# WHAT THIS TASK INVOLVES
Copy each line containing the word "title" from the records that follow, please.

Records about charts and figures
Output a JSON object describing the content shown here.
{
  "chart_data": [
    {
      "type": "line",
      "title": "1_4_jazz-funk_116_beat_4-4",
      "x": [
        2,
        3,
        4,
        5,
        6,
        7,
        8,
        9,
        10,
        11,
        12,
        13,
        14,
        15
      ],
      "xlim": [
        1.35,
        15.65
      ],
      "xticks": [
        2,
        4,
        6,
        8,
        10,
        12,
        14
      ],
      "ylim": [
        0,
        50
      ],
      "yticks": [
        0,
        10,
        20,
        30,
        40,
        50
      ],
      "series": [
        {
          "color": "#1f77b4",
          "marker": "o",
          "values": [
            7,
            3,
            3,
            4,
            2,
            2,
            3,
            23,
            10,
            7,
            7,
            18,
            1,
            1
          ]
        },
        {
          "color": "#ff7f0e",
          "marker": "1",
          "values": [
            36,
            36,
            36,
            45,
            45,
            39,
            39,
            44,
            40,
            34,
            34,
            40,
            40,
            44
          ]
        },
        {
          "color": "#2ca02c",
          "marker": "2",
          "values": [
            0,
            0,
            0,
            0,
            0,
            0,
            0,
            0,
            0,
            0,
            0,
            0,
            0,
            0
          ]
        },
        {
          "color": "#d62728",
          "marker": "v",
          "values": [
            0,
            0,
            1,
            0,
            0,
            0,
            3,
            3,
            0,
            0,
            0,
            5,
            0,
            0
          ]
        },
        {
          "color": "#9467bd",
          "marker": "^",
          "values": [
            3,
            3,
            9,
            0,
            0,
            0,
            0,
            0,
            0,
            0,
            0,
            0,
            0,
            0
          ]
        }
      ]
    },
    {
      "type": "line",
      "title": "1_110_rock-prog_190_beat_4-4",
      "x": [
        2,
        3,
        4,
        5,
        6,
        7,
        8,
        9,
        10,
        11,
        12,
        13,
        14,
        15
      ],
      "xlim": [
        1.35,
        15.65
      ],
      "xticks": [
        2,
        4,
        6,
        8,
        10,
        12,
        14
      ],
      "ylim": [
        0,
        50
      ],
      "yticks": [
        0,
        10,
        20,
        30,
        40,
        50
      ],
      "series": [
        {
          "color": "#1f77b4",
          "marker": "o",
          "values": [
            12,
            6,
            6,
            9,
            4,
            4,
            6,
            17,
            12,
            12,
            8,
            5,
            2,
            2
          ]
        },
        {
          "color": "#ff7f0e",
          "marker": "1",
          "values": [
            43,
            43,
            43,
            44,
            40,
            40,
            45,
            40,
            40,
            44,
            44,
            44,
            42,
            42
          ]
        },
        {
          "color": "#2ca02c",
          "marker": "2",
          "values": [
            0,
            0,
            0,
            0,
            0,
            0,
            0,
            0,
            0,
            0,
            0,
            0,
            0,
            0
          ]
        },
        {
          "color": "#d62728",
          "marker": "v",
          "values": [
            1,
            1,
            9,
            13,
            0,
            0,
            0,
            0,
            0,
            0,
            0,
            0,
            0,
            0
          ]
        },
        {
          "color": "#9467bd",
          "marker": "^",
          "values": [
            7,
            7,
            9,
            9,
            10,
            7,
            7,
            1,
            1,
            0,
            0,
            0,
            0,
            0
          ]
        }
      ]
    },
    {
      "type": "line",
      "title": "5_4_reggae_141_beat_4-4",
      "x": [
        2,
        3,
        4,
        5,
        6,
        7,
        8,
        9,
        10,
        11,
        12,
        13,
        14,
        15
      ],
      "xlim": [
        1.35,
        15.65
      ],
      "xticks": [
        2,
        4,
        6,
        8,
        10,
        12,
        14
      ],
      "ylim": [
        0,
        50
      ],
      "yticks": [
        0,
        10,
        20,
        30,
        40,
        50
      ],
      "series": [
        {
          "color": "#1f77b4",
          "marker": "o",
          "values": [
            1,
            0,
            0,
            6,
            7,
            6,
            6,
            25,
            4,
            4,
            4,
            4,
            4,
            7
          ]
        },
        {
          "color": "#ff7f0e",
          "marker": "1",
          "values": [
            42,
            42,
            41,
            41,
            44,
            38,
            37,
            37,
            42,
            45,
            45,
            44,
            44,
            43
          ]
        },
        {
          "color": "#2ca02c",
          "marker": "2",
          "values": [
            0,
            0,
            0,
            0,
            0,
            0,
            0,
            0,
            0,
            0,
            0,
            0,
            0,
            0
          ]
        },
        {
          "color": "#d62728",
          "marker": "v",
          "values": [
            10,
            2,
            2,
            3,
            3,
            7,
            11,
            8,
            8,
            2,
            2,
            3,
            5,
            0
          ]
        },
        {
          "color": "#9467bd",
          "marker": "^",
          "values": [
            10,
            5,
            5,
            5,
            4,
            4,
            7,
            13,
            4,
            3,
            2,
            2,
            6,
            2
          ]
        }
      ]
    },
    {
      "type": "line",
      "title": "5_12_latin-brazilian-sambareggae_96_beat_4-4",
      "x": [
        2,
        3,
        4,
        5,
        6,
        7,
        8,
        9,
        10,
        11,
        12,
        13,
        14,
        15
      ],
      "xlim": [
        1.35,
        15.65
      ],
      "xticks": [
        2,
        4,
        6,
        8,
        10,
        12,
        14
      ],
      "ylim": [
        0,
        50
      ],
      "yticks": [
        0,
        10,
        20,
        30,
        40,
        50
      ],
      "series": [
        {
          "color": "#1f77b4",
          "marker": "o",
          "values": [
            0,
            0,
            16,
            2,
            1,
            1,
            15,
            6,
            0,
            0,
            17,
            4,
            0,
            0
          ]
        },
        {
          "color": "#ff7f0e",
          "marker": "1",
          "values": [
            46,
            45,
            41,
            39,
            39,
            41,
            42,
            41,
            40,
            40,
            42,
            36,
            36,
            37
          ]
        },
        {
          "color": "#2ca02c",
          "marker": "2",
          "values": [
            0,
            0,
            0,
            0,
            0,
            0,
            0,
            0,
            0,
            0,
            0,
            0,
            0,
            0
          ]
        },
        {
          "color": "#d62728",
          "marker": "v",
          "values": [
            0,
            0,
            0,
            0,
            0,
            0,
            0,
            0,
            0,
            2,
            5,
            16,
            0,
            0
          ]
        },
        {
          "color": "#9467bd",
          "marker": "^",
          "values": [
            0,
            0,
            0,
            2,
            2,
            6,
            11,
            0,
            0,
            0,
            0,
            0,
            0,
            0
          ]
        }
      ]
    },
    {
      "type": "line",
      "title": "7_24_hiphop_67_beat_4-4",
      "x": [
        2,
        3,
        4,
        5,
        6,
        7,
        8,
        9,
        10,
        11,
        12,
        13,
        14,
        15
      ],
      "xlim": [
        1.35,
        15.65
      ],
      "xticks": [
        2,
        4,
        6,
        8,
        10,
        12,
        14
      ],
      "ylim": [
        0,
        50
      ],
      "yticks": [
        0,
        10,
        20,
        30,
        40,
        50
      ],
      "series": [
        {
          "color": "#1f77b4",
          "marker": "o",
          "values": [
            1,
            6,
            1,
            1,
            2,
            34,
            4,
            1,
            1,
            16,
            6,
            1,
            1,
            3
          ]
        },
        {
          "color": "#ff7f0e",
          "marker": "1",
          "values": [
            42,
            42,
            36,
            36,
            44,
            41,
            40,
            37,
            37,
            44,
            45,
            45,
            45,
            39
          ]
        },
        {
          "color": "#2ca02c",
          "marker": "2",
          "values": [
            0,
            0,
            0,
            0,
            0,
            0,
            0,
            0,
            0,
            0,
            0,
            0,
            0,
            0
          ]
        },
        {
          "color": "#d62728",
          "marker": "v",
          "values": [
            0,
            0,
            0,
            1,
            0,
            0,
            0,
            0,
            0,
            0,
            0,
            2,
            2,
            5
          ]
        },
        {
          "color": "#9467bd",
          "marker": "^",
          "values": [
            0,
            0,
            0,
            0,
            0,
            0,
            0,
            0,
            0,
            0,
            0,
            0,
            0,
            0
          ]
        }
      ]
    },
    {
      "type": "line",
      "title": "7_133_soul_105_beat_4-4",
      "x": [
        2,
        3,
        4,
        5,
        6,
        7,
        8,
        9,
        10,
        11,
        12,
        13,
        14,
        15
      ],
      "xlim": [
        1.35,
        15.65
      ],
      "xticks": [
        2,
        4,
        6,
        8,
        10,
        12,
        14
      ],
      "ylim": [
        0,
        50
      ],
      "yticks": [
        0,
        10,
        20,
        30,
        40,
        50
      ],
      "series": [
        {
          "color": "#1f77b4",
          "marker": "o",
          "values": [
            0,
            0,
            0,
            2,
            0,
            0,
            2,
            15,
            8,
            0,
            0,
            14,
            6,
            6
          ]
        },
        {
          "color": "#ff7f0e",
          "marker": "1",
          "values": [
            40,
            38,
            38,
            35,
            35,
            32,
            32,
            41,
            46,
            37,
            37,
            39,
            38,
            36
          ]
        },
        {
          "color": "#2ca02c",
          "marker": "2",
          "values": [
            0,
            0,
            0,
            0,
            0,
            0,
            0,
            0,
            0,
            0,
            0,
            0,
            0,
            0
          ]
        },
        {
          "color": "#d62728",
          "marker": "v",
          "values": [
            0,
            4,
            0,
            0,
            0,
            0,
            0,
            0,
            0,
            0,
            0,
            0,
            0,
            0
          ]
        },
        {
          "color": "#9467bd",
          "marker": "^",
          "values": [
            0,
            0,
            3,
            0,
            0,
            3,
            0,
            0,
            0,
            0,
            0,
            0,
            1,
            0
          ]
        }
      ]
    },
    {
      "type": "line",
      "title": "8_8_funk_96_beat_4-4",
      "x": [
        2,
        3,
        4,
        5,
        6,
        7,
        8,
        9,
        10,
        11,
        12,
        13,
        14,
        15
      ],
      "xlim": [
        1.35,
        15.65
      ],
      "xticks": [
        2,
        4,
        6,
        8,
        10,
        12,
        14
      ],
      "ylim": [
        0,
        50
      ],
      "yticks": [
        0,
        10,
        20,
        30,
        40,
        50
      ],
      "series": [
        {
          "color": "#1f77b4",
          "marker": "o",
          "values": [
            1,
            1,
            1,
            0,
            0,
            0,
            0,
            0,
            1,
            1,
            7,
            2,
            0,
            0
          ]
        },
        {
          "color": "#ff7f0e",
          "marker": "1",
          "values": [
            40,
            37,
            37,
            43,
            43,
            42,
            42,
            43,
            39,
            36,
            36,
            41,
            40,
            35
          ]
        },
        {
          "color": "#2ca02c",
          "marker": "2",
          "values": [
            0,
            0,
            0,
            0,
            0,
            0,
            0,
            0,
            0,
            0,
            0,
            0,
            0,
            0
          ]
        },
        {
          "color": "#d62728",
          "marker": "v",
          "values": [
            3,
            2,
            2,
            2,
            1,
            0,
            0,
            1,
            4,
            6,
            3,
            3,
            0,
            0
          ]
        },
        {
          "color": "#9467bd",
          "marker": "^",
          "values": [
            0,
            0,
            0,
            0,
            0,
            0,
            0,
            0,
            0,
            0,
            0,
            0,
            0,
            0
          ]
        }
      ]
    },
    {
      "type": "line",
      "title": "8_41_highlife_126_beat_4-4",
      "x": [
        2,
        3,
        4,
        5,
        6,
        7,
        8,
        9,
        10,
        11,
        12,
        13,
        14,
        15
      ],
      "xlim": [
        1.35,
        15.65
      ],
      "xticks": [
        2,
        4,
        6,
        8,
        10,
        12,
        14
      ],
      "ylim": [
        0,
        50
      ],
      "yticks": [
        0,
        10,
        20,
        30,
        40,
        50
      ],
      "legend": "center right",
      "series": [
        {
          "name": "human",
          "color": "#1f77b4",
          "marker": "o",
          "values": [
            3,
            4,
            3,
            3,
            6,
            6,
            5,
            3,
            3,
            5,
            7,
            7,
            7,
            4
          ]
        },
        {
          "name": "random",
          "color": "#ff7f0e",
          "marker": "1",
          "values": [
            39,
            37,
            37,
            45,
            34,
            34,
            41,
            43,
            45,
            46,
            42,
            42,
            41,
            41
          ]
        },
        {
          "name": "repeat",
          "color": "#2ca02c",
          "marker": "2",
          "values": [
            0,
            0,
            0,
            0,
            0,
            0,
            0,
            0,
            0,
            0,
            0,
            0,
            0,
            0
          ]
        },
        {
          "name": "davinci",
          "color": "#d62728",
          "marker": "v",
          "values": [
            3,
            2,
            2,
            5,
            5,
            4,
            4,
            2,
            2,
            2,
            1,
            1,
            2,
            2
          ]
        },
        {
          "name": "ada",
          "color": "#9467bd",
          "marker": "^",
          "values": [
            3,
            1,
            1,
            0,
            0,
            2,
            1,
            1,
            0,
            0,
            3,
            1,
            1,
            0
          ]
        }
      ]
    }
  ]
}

# ANSWER BELOW
      "title": "1_4_jazz-funk_116_beat_4-4",
      "title": "1_110_rock-prog_190_beat_4-4",
      "title": "5_4_reggae_141_beat_4-4",
      "title": "5_12_latin-brazilian-sambareggae_96_beat_4-4",
      "title": "7_24_hiphop_67_beat_4-4",
      "title": "7_133_soul_105_beat_4-4",
      "title": "8_8_funk_96_beat_4-4",
      "title": "8_41_highlife_126_beat_4-4",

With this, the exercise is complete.